►

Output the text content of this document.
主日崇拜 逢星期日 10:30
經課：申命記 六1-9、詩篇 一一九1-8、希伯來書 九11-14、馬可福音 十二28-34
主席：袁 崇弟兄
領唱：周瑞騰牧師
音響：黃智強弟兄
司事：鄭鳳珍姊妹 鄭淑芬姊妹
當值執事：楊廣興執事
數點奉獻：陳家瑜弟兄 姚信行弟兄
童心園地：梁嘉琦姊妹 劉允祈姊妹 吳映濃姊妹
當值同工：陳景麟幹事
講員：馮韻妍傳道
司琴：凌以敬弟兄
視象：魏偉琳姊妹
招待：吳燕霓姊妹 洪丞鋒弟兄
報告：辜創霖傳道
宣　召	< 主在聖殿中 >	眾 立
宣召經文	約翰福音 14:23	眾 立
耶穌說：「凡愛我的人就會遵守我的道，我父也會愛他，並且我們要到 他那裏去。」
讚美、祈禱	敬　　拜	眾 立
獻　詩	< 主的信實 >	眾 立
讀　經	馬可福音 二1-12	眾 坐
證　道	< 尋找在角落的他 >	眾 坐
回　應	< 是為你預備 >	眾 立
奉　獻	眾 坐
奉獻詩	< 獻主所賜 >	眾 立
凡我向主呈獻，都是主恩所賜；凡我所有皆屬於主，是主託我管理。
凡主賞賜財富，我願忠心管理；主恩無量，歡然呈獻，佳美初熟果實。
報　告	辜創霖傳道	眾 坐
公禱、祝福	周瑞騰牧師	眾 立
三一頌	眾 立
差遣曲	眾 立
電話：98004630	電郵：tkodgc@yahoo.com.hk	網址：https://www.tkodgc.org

◄

Required task:
Copy down the material exactly as written.

The solution:
Output the text content of this document.
主日崇拜 逢星期日 10:30
經課：申命記 六1-9、詩篇 一一九1-8、希伯來書 九11-14、馬可福音 十二28-34
主席：袁 崇弟兄
領唱：周瑞騰牧師
音響：黃智強弟兄
司事：鄭鳳珍姊妹 鄭淑芬姊妹
當值執事：楊廣興執事
數點奉獻：陳家瑜弟兄 姚信行弟兄
童心園地：梁嘉琦姊妹 劉允祈姊妹 吳映濃姊妹
當值同工：陳景麟幹事
講員：馮韻妍傳道
司琴：凌以敬弟兄
視象：魏偉琳姊妹
招待：吳燕霓姊妹 洪丞鋒弟兄
報告：辜創霖傳道
宣　召	< 主在聖殿中 >	眾 立
宣召經文	約翰福音 14:23	眾 立
耶穌說：「凡愛我的人就會遵守我的道，我父也會愛他，並且我們要到 他那裏去。」
讚美、祈禱	敬　　拜	眾 立
獻　詩	< 主的信實 >	眾 立
讀　經	馬可福音 二1-12	眾 坐
證　道	< 尋找在角落的他 >	眾 坐
回　應	< 是為你預備 >	眾 立
奉　獻	眾 坐
奉獻詩	< 獻主所賜 >	眾 立
凡我向主呈獻，都是主恩所賜；凡我所有皆屬於主，是主託我管理。
凡主賞賜財富，我願忠心管理；主恩無量，歡然呈獻，佳美初熟果實。
報　告	辜創霖傳道	眾 坐
公禱、祝福	周瑞騰牧師	眾 立
三一頌	眾 立
差遣曲	眾 立
電話：98004630	電郵：tkodgc@yahoo.com.hk	網址：https://www.tkodgc.org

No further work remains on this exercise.